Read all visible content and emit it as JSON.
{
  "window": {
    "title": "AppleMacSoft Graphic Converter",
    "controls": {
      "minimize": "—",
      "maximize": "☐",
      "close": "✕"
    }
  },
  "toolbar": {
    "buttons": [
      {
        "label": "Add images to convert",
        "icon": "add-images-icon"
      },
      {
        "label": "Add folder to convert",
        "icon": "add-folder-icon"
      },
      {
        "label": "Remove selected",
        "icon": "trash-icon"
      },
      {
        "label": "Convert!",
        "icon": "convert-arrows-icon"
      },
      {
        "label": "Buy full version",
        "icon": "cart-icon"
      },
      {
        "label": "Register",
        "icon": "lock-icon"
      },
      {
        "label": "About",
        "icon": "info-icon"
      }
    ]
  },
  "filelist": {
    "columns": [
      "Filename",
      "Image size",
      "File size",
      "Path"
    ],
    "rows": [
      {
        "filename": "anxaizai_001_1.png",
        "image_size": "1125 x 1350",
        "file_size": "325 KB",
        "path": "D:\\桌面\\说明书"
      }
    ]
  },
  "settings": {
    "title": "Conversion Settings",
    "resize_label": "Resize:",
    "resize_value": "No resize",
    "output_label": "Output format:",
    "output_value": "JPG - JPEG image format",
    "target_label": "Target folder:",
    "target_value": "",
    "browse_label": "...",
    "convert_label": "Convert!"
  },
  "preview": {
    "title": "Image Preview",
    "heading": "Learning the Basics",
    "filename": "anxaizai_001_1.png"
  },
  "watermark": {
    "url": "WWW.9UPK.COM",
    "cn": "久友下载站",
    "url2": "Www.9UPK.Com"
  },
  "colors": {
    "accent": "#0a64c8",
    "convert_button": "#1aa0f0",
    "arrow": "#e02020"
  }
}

------------

* **Request**: Copy the entries above exactly, leaving none out.

* **Written reply**:
Read all visible content and emit it as JSON.
{
  "window": {
    "title": "AppleMacSoft Graphic Converter",
    "controls": {
      "minimize": "—",
      "maximize": "☐",
      "close": "✕"
    }
  },
  "toolbar": {
    "buttons": [
      {
        "label": "Add images to convert",
        "icon": "add-images-icon"
      },
      {
        "label": "Add folder to convert",
        "icon": "add-folder-icon"
      },
      {
        "label": "Remove selected",
        "icon": "trash-icon"
      },
      {
        "label": "Convert!",
        "icon": "convert-arrows-icon"
      },
      {
        "label": "Buy full version",
        "icon": "cart-icon"
      },
      {
        "label": "Register",
        "icon": "lock-icon"
      },
      {
        "label": "About",
        "icon": "info-icon"
      }
    ]
  },
  "filelist": {
    "columns": [
      "Filename",
      "Image size",
      "File size",
      "Path"
    ],
    "rows": [
      {
        "filename": "anxaizai_001_1.png",
        "image_size": "1125 x 1350",
        "file_size": "325 KB",
        "path": "D:\\桌面\\说明书"
      }
    ]
  },
  "settings": {
    "title": "Conversion Settings",
    "resize_label": "Resize:",
    "resize_value": "No resize",
    "output_label": "Output format:",
    "output_value": "JPG - JPEG image format",
    "target_label": "Target folder:",
    "target_value": "",
    "browse_label": "...",
    "convert_label": "Convert!"
  },
  "preview": {
    "title": "Image Preview",
    "heading": "Learning the Basics",
    "filename": "anxaizai_001_1.png"
  },
  "watermark": {
    "url": "WWW.9UPK.COM",
    "cn": "久友下载站",
    "url2": "Www.9UPK.Com"
  },
  "colors": {
    "accent": "#0a64c8",
    "convert_button": "#1aa0f0",
    "arrow": "#e02020"
  }
}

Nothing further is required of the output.